EXCERPTED RECORDS:
******************************
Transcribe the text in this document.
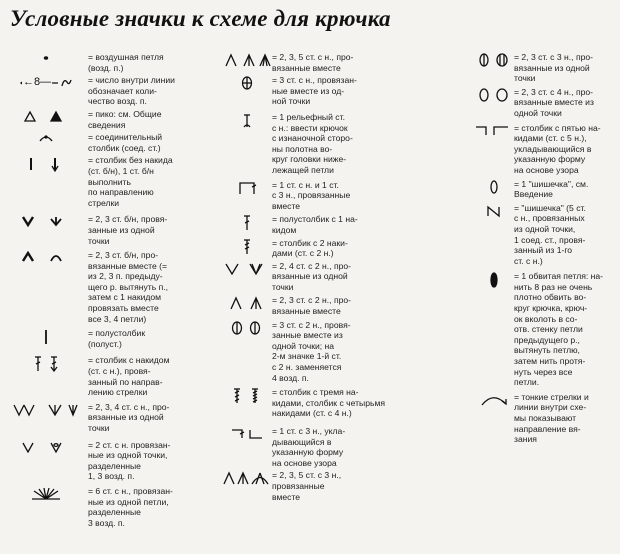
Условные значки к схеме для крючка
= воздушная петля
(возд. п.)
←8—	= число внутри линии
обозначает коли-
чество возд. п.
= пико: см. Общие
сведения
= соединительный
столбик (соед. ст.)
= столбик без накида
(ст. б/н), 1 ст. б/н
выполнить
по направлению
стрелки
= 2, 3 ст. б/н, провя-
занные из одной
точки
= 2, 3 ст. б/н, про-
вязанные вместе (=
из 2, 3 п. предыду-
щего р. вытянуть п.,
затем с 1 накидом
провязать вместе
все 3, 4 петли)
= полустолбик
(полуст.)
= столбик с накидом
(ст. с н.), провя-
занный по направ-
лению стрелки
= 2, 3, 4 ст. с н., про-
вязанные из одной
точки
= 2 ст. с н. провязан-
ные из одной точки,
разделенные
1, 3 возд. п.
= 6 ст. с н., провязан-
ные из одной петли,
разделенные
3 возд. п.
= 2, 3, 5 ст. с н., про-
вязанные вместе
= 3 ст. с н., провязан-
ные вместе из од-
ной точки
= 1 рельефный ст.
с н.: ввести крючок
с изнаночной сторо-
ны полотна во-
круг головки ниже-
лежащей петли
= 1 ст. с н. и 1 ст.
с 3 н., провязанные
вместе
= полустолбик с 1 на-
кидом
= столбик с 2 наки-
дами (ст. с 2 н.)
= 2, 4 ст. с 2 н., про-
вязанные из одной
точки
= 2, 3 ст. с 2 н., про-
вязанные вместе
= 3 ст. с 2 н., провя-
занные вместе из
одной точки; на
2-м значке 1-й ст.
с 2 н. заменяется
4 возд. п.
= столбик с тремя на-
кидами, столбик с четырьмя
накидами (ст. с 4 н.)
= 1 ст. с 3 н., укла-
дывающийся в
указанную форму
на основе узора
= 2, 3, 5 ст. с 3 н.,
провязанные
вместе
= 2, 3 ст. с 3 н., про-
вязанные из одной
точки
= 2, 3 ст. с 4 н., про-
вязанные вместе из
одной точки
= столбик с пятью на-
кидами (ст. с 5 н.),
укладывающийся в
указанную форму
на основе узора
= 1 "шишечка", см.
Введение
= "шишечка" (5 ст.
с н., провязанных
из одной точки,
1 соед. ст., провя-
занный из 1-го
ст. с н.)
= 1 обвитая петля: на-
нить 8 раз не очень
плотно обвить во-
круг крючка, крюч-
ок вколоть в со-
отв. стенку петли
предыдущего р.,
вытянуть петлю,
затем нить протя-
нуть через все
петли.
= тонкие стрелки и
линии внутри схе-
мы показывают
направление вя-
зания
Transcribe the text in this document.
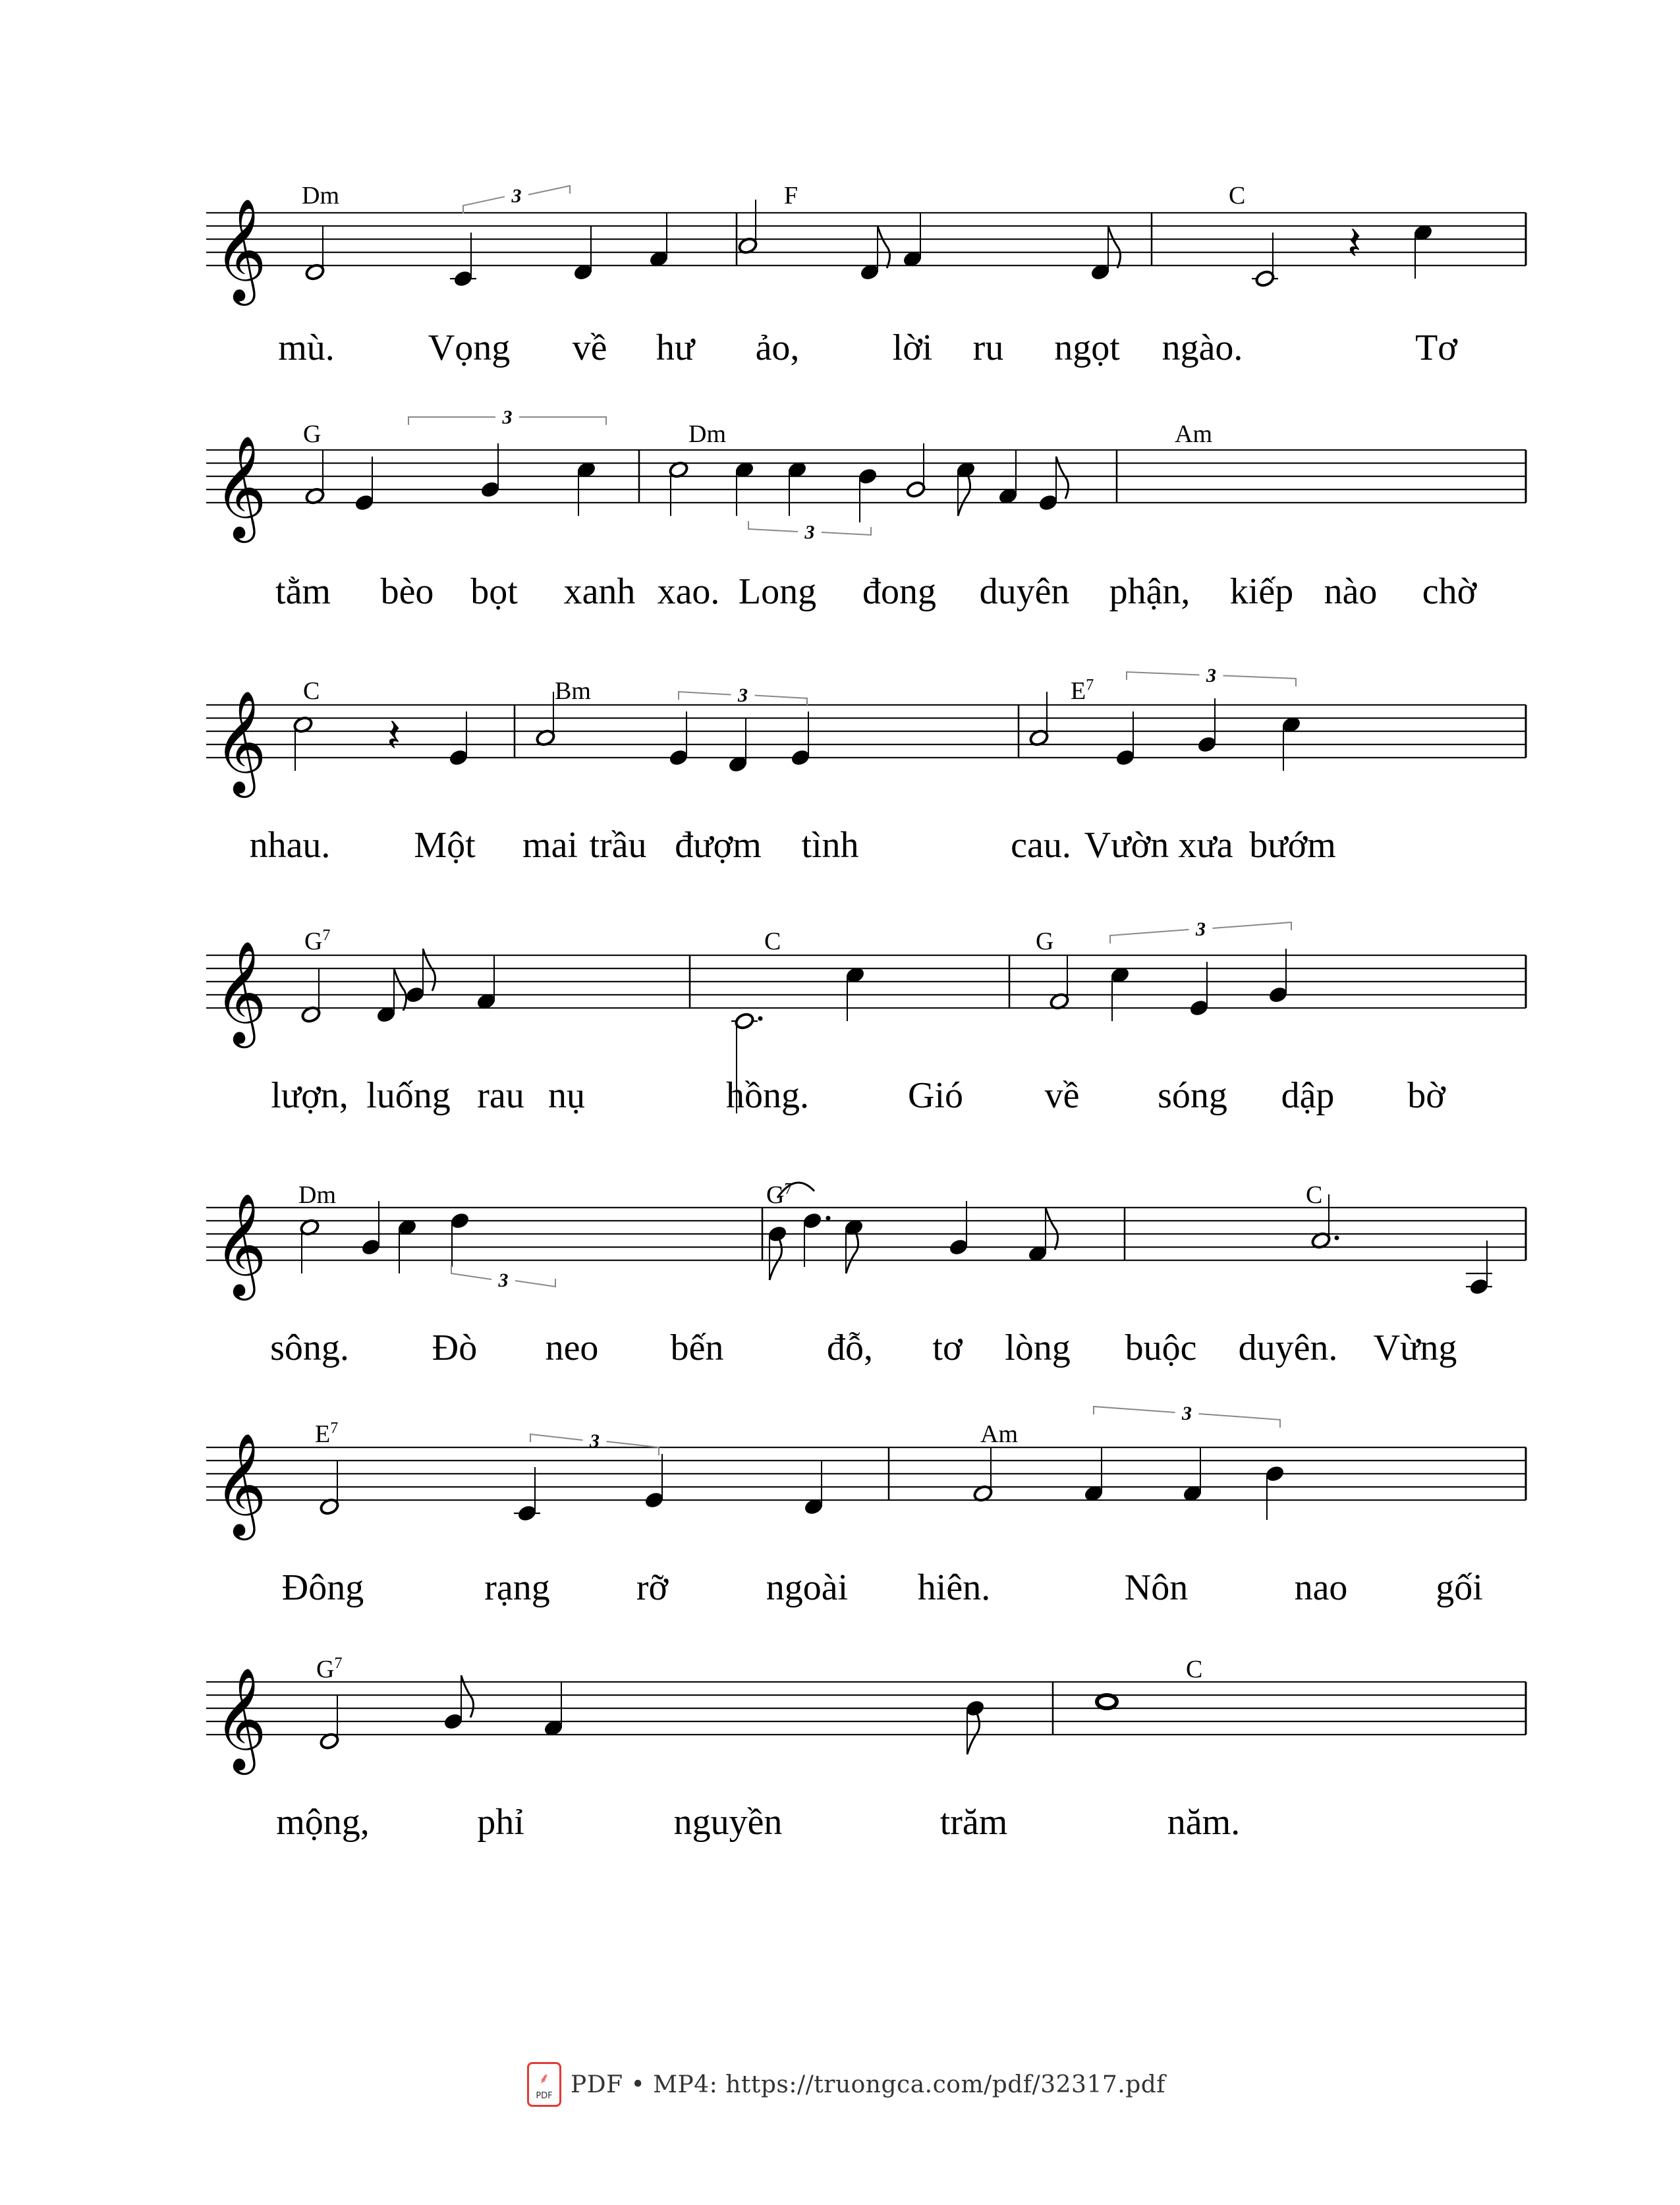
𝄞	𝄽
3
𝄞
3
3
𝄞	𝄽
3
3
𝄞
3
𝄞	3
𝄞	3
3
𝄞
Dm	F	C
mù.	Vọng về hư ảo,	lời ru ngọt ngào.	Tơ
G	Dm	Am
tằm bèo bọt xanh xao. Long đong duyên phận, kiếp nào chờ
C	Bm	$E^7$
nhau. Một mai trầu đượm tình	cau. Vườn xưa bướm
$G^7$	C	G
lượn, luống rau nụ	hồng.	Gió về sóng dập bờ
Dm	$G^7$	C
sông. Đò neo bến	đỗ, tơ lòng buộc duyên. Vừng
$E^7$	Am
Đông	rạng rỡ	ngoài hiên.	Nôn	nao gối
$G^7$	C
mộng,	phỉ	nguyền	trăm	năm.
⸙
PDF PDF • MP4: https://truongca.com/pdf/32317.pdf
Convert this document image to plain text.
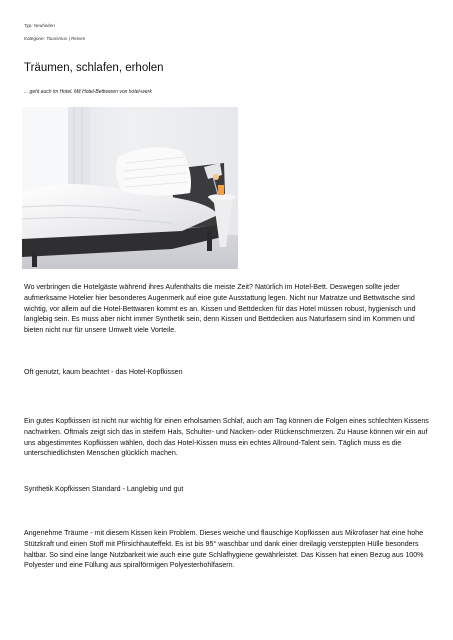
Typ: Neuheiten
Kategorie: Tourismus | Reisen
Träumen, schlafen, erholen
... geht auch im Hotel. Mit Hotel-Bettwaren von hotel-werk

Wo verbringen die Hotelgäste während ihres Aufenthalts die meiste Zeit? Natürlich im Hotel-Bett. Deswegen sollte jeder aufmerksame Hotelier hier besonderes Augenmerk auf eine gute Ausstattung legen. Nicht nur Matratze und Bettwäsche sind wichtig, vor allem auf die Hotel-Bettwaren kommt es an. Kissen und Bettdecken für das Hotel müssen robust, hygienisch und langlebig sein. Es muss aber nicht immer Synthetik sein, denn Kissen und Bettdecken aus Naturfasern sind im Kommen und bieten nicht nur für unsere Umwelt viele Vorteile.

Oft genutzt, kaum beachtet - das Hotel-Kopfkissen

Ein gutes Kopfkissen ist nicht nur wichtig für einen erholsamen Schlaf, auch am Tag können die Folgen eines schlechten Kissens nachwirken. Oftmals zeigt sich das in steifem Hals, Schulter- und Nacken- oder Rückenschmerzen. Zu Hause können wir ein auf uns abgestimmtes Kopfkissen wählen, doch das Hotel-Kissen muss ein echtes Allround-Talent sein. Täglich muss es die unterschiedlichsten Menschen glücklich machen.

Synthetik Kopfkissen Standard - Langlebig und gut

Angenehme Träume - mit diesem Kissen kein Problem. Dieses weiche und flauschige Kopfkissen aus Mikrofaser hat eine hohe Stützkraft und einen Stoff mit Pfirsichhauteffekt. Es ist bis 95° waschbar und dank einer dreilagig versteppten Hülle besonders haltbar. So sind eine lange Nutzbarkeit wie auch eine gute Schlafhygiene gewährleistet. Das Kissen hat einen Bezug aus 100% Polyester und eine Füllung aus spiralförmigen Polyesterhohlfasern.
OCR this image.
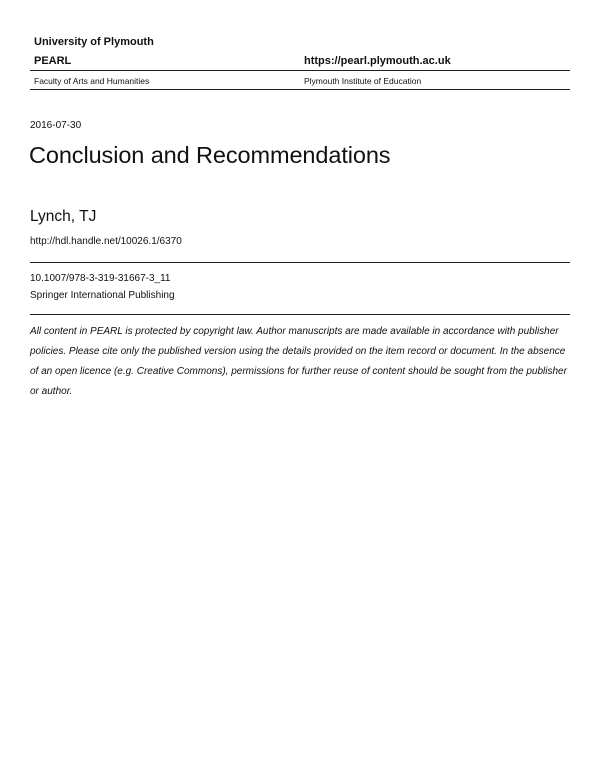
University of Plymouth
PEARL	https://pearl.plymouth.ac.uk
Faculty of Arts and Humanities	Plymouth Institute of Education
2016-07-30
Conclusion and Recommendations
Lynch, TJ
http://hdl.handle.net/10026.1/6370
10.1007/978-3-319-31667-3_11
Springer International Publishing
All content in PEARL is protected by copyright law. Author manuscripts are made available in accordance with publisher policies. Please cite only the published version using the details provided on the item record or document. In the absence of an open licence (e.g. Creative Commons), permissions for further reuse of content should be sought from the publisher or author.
******************************
WORK TO DO:
Give the entries again word for word, but skip the pictures.

SOLUTION TO THE EXERCISE:
Transcribe the text in this document.
Условные значки к схеме для крючка
= воздушная петля
(возд. п.)
←8—	= число внутри линии
обозначает коли-
чество возд. п.
= пико: см. Общие
сведения
= соединительный
столбик (соед. ст.)
= столбик без накида
(ст. б/н), 1 ст. б/н
выполнить
по направлению
стрелки
= 2, 3 ст. б/н, провя-
занные из одной
точки
= 2, 3 ст. б/н, про-
вязанные вместе (=
из 2, 3 п. предыду-
щего р. вытянуть п.,
затем с 1 накидом
провязать вместе
все 3, 4 петли)
= полустолбик
(полуст.)
= столбик с накидом
(ст. с н.), провя-
занный по направ-
лению стрелки
= 2, 3, 4 ст. с н., про-
вязанные из одной
точки
= 2 ст. с н. провязан-
ные из одной точки,
разделенные
1, 3 возд. п.
= 6 ст. с н., провязан-
ные из одной петли,
разделенные
3 возд. п.
= 2, 3, 5 ст. с н., про-
вязанные вместе
= 3 ст. с н., провязан-
ные вместе из од-
ной точки
= 1 рельефный ст.
с н.: ввести крючок
с изнаночной сторо-
ны полотна во-
круг головки ниже-
лежащей петли
= 1 ст. с н. и 1 ст.
с 3 н., провязанные
вместе
= полустолбик с 1 на-
кидом
= столбик с 2 наки-
дами (ст. с 2 н.)
= 2, 4 ст. с 2 н., про-
вязанные из одной
точки
= 2, 3 ст. с 2 н., про-
вязанные вместе
= 3 ст. с 2 н., провя-
занные вместе из
одной точки; на
2-м значке 1-й ст.
с 2 н. заменяется
4 возд. п.
= столбик с тремя на-
кидами, столбик с четырьмя
накидами (ст. с 4 н.)
= 1 ст. с 3 н., укла-
дывающийся в
указанную форму
на основе узора
= 2, 3, 5 ст. с 3 н.,
провязанные
вместе
= 2, 3 ст. с 3 н., про-
вязанные из одной
точки
= 2, 3 ст. с 4 н., про-
вязанные вместе из
одной точки
= столбик с пятью на-
кидами (ст. с 5 н.),
укладывающийся в
указанную форму
на основе узора
= 1 "шишечка", см.
Введение
= "шишечка" (5 ст.
с н., провязанных
из одной точки,
1 соед. ст., провя-
занный из 1-го
ст. с н.)
= 1 обвитая петля: на-
нить 8 раз не очень
плотно обвить во-
круг крючка, крюч-
ок вколоть в со-
отв. стенку петли
предыдущего р.,
вытянуть петлю,
затем нить протя-
нуть через все
петли.
= тонкие стрелки и
линии внутри схе-
мы показывают
направление вя-
зания
Transcribe the text in this document.
𝄞	𝄽
3
𝄞
3
3
𝄞	𝄽
3
3
𝄞
3
𝄞	3
𝄞	3
3
𝄞
Dm	F	C
mù.	Vọng về hư ảo,	lời ru ngọt ngào.	Tơ
G	Dm	Am
tằm bèo bọt xanh xao. Long đong duyên phận, kiếp nào chờ
C	Bm	$E^7$
nhau. Một mai trầu đượm tình	cau. Vườn xưa bướm
$G^7$	C	G
lượn, luống rau nụ	hồng.	Gió về sóng dập bờ
Dm	$G^7$	C
sông. Đò neo bến	đỗ, tơ lòng buộc duyên. Vừng
$E^7$	Am
Đông	rạng rỡ	ngoài hiên.	Nôn	nao gối
$G^7$	C
mộng,	phỉ	nguyền	trăm	năm.
⸙
PDF PDF • MP4: https://truongca.com/pdf/32317.pdf
Convert this document image to plain text.
Typ: Neuheiten
Kategorie: Tourismus | Reisen
Träumen, schlafen, erholen
... geht auch im Hotel. Mit Hotel-Bettwaren von hotel-werk

Wo verbringen die Hotelgäste während ihres Aufenthalts die meiste Zeit? Natürlich im Hotel-Bett. Deswegen sollte jeder aufmerksame Hotelier hier besonderes Augenmerk auf eine gute Ausstattung legen. Nicht nur Matratze und Bettwäsche sind wichtig, vor allem auf die Hotel-Bettwaren kommt es an. Kissen und Bettdecken für das Hotel müssen robust, hygienisch und langlebig sein. Es muss aber nicht immer Synthetik sein, denn Kissen und Bettdecken aus Naturfasern sind im Kommen und bieten nicht nur für unsere Umwelt viele Vorteile.

Oft genutzt, kaum beachtet - das Hotel-Kopfkissen

Ein gutes Kopfkissen ist nicht nur wichtig für einen erholsamen Schlaf, auch am Tag können die Folgen eines schlechten Kissens nachwirken. Oftmals zeigt sich das in steifem Hals, Schulter- und Nacken- oder Rückenschmerzen. Zu Hause können wir ein auf uns abgestimmtes Kopfkissen wählen, doch das Hotel-Kissen muss ein echtes Allround-Talent sein. Täglich muss es die unterschiedlichsten Menschen glücklich machen.

Synthetik Kopfkissen Standard - Langlebig und gut

Angenehme Träume - mit diesem Kissen kein Problem. Dieses weiche und flauschige Kopfkissen aus Mikrofaser hat eine hohe Stützkraft und einen Stoff mit Pfirsichhauteffekt. Es ist bis 95° waschbar und dank einer dreilagig versteppten Hülle besonders haltbar. So sind eine lange Nutzbarkeit wie auch eine gute Schlafhygiene gewährleistet. Das Kissen hat einen Bezug aus 100% Polyester und eine Füllung aus spiralförmigen Polyesterhohlfasern.
OCR this image.
University of Plymouth
PEARL	https://pearl.plymouth.ac.uk
Faculty of Arts and Humanities	Plymouth Institute of Education
2016-07-30
Conclusion and Recommendations
Lynch, TJ
http://hdl.handle.net/10026.1/6370
10.1007/978-3-319-31667-3_11
Springer International Publishing
All content in PEARL is protected by copyright law. Author manuscripts are made available in accordance with publisher policies. Please cite only the published version using the details provided on the item record or document. In the absence of an open licence (e.g. Creative Commons), permissions for further reuse of content should be sought from the publisher or author.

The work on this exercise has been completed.